Find the string "bien" in the listing and report every line that has it.

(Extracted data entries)
※ ※ ※
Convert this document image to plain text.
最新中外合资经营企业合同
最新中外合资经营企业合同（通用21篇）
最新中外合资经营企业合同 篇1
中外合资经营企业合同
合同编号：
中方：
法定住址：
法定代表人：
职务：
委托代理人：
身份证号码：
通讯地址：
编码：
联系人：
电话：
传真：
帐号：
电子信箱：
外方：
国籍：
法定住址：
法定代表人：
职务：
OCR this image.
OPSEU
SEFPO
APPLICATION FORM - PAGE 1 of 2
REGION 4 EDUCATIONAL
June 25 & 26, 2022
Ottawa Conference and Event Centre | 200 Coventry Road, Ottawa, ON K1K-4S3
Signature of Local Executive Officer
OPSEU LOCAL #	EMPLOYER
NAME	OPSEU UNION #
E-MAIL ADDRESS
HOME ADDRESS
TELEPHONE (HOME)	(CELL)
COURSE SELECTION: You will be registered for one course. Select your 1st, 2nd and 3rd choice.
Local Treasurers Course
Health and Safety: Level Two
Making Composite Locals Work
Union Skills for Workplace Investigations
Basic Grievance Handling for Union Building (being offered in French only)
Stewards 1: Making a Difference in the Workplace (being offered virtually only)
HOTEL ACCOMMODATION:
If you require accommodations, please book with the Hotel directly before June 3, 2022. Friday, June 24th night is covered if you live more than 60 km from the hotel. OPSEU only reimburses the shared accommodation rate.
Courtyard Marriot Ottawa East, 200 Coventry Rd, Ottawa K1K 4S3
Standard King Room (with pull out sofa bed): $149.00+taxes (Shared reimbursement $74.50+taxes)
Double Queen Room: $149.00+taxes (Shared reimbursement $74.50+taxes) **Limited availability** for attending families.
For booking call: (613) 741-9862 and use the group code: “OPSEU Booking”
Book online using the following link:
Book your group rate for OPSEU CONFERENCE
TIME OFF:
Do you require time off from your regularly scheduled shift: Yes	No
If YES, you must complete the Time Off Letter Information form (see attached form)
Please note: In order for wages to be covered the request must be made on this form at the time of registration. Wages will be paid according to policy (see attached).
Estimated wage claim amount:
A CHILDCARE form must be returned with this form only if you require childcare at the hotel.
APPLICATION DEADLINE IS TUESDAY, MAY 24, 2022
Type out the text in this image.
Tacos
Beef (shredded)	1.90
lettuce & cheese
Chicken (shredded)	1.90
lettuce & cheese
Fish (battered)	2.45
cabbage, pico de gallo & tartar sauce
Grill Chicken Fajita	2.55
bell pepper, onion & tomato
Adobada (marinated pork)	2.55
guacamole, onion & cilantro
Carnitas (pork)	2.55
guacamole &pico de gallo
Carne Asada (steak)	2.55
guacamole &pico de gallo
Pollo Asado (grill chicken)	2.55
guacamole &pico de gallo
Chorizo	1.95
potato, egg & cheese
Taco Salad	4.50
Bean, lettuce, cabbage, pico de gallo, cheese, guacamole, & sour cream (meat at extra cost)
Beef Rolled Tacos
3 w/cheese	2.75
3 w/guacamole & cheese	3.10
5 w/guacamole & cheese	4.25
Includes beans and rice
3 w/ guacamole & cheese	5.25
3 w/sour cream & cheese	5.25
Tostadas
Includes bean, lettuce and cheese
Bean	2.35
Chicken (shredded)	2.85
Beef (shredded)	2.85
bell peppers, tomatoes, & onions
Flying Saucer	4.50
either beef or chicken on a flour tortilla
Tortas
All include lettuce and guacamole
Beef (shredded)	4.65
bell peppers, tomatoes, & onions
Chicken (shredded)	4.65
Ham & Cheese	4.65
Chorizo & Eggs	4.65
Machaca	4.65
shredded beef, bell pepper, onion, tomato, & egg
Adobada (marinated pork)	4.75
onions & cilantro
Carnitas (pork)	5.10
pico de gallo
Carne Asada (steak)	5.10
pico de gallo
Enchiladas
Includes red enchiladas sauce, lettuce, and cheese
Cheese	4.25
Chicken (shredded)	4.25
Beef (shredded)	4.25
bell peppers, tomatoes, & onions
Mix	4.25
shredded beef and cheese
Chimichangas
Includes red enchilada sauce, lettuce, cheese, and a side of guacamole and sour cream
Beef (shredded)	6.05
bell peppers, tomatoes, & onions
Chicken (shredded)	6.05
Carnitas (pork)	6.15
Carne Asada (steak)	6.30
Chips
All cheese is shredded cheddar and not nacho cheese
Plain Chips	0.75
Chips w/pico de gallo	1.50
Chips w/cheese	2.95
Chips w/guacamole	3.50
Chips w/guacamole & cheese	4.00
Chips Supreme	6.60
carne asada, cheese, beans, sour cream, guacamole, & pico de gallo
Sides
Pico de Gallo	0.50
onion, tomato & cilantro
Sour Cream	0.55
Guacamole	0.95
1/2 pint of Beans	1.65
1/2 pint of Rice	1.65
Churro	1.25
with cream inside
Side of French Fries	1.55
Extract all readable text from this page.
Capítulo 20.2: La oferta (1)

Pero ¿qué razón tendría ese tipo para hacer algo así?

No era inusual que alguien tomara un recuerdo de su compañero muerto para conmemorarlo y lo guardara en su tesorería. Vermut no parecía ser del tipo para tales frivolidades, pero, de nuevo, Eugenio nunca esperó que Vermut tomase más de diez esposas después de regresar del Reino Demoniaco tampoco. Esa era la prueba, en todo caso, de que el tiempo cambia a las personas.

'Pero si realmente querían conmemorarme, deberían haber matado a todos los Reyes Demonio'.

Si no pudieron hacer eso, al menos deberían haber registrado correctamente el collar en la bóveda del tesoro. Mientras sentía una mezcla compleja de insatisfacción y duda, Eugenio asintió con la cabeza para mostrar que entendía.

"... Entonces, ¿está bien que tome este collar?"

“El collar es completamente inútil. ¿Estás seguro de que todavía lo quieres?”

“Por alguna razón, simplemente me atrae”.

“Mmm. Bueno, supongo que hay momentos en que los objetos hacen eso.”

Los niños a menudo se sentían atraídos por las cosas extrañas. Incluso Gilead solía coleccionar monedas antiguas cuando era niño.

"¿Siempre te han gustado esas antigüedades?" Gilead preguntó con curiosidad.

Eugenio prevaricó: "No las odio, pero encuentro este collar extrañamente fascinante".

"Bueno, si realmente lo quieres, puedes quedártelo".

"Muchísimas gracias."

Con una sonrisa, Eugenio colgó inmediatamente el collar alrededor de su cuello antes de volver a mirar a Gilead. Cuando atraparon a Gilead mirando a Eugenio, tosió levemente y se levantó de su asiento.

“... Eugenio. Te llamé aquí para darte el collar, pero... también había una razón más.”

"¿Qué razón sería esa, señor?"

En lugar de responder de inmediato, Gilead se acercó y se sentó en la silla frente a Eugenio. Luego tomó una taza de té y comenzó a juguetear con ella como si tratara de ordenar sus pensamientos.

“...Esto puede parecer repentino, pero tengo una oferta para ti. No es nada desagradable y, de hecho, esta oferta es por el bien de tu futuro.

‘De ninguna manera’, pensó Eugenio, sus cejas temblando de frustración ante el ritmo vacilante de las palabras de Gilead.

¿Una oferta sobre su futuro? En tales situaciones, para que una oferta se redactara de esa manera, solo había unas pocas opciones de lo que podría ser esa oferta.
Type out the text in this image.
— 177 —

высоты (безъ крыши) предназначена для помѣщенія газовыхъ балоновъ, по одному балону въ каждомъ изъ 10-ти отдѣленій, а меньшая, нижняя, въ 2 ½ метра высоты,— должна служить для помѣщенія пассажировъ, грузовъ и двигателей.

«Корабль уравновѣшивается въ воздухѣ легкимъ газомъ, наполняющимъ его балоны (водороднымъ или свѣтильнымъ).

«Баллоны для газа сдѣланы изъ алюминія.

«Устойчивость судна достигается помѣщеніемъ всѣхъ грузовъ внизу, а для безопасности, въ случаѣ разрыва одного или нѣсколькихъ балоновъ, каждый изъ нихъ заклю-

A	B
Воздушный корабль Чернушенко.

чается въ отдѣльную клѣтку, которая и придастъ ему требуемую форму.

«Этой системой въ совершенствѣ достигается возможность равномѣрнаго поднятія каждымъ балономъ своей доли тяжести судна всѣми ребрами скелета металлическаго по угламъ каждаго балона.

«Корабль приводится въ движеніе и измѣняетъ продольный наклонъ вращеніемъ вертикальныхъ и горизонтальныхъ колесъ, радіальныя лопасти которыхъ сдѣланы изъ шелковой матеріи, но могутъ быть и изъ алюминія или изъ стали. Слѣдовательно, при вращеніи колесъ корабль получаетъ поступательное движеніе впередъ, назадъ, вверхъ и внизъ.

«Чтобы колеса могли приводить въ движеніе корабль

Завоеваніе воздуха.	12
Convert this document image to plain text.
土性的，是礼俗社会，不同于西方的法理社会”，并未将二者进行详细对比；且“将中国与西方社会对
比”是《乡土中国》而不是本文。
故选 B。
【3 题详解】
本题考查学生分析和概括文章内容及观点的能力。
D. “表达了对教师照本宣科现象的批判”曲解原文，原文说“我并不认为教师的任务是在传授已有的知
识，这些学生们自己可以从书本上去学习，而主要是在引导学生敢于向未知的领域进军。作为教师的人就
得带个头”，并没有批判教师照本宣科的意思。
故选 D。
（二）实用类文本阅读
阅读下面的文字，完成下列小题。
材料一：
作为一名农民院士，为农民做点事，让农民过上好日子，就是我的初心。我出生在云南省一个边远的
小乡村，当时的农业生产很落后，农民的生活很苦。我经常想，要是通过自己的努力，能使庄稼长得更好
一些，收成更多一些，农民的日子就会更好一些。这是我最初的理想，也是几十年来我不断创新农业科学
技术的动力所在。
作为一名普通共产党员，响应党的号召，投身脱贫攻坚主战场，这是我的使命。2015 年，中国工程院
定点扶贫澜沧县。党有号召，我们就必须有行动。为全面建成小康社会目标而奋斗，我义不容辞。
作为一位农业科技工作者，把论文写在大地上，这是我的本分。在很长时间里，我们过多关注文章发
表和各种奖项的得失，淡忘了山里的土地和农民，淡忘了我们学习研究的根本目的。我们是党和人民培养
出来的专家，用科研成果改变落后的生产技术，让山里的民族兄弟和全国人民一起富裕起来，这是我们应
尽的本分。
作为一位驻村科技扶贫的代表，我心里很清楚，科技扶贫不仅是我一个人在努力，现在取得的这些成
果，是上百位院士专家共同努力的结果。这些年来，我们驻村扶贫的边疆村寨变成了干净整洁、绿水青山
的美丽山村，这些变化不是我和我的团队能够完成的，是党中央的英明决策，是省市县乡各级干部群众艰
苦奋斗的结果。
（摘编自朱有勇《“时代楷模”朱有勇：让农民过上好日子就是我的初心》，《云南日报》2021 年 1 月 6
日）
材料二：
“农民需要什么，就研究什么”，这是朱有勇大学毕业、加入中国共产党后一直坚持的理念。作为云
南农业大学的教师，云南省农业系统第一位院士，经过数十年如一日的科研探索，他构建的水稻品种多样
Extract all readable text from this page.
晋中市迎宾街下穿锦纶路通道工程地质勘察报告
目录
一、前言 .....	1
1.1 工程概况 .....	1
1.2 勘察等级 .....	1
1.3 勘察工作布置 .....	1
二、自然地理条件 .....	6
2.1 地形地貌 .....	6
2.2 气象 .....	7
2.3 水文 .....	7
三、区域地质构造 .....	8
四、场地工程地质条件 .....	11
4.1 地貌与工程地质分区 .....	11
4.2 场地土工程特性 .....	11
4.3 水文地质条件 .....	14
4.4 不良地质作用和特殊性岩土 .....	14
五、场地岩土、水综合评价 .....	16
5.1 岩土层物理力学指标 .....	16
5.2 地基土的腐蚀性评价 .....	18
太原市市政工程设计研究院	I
※ ※ ※
== Worked solution ==
"... Entonces, ¿está bien que tome este collar?"
“...Esto puede parecer repentino, pero tengo una oferta para ti. No es nada desagradable y, de hecho, esta oferta es por el bien de tu futuro.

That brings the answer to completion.